Given request
Return all lines in the material below that contain "UIView".
-- Start --
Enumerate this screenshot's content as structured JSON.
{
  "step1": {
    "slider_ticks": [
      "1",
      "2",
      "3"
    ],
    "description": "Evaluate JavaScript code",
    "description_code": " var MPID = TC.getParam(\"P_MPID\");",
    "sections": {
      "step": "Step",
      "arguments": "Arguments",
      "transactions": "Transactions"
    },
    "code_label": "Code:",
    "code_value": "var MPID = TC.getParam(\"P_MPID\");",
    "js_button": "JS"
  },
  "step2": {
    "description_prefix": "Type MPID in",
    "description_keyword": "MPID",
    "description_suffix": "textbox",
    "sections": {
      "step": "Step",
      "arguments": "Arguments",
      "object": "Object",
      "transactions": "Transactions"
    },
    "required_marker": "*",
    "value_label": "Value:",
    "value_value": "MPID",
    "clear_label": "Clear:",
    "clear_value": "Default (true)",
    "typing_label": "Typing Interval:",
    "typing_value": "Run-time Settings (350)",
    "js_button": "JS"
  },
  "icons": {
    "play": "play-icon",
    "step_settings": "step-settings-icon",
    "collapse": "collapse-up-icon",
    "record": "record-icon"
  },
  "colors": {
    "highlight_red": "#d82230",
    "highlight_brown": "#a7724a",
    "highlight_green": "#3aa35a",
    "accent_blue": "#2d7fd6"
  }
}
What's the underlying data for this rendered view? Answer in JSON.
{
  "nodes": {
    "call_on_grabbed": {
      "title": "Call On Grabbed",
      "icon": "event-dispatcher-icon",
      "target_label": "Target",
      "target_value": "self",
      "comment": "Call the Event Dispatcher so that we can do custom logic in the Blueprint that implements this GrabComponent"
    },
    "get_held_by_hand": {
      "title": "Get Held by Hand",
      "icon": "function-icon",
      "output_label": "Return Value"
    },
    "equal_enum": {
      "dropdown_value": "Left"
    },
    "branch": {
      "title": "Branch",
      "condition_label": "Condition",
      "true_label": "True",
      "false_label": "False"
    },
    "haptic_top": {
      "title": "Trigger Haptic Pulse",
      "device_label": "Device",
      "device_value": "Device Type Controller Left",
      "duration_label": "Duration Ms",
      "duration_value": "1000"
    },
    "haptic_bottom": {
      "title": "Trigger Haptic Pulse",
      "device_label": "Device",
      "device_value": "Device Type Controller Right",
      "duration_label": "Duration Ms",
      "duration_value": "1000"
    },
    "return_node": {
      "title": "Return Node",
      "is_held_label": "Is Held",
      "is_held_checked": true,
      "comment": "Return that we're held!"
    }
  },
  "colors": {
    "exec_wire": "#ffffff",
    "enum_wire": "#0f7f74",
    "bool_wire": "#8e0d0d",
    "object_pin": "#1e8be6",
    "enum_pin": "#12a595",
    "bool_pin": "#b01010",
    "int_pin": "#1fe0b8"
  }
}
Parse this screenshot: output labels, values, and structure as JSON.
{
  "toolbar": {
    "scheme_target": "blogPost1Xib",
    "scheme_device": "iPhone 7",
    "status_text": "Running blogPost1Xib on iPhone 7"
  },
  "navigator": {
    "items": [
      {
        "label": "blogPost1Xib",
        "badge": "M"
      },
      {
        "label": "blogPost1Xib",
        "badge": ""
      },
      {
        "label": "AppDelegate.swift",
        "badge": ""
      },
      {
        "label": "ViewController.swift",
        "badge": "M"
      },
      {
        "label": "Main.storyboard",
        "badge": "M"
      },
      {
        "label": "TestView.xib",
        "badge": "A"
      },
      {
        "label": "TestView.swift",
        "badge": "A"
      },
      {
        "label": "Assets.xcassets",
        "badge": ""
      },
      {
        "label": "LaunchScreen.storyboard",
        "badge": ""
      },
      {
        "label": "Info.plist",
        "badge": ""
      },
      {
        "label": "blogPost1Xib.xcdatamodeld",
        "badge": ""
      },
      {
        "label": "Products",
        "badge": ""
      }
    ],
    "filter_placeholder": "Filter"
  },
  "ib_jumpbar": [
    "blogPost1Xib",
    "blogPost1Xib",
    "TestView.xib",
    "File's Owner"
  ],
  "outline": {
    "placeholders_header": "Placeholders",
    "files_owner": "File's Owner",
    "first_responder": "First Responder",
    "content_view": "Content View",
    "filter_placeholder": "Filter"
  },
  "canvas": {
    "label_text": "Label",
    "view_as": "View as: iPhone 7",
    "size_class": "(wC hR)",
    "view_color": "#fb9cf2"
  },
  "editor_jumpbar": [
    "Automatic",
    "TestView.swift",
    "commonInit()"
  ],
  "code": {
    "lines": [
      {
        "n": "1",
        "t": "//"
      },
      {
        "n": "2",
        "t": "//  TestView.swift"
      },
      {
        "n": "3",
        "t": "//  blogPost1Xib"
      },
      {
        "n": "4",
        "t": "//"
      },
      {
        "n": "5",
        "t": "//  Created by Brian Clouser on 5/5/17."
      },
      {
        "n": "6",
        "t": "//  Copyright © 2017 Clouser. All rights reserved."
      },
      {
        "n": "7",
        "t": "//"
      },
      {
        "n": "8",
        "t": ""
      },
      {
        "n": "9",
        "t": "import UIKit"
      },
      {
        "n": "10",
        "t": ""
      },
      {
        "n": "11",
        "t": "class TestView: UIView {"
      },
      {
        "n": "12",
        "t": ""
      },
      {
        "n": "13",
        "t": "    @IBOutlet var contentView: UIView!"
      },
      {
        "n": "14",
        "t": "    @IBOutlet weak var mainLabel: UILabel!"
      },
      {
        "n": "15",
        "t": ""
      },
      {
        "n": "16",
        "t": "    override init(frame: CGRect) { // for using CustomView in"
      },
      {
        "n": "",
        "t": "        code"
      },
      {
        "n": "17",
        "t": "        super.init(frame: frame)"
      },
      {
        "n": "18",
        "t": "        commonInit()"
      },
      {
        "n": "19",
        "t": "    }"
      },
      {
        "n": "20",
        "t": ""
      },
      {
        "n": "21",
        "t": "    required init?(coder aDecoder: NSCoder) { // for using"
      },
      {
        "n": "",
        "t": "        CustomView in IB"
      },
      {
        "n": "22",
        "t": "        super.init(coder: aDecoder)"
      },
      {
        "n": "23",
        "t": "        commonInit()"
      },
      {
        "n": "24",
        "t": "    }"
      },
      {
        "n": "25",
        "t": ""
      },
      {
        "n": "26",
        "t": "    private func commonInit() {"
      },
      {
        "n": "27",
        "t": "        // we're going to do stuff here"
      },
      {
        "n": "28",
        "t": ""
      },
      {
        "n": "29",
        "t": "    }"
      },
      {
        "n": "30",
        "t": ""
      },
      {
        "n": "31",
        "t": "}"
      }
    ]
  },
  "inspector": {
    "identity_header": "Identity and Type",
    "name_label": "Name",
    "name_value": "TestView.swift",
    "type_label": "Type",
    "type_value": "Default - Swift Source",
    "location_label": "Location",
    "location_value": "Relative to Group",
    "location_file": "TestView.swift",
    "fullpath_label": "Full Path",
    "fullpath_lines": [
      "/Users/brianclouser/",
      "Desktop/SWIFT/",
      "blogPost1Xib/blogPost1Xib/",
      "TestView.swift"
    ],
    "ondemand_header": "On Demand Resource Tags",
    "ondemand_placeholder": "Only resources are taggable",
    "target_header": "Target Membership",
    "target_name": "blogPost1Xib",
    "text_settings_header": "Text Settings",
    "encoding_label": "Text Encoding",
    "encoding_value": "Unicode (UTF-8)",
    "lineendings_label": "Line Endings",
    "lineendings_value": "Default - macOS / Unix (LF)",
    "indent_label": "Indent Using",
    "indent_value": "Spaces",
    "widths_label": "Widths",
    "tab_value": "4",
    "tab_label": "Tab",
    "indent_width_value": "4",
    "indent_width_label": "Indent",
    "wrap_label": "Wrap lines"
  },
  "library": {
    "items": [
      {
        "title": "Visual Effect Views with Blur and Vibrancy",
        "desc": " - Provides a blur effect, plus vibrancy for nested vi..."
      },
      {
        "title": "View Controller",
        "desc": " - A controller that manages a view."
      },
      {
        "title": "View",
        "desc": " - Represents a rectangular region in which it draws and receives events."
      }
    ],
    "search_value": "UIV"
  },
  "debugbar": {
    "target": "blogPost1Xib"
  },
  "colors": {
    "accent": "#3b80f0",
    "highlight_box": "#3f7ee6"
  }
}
-- End --
Response for this exercise
        "t": "class TestView: UIView {"
        "t": "    @IBOutlet var contentView: UIView!"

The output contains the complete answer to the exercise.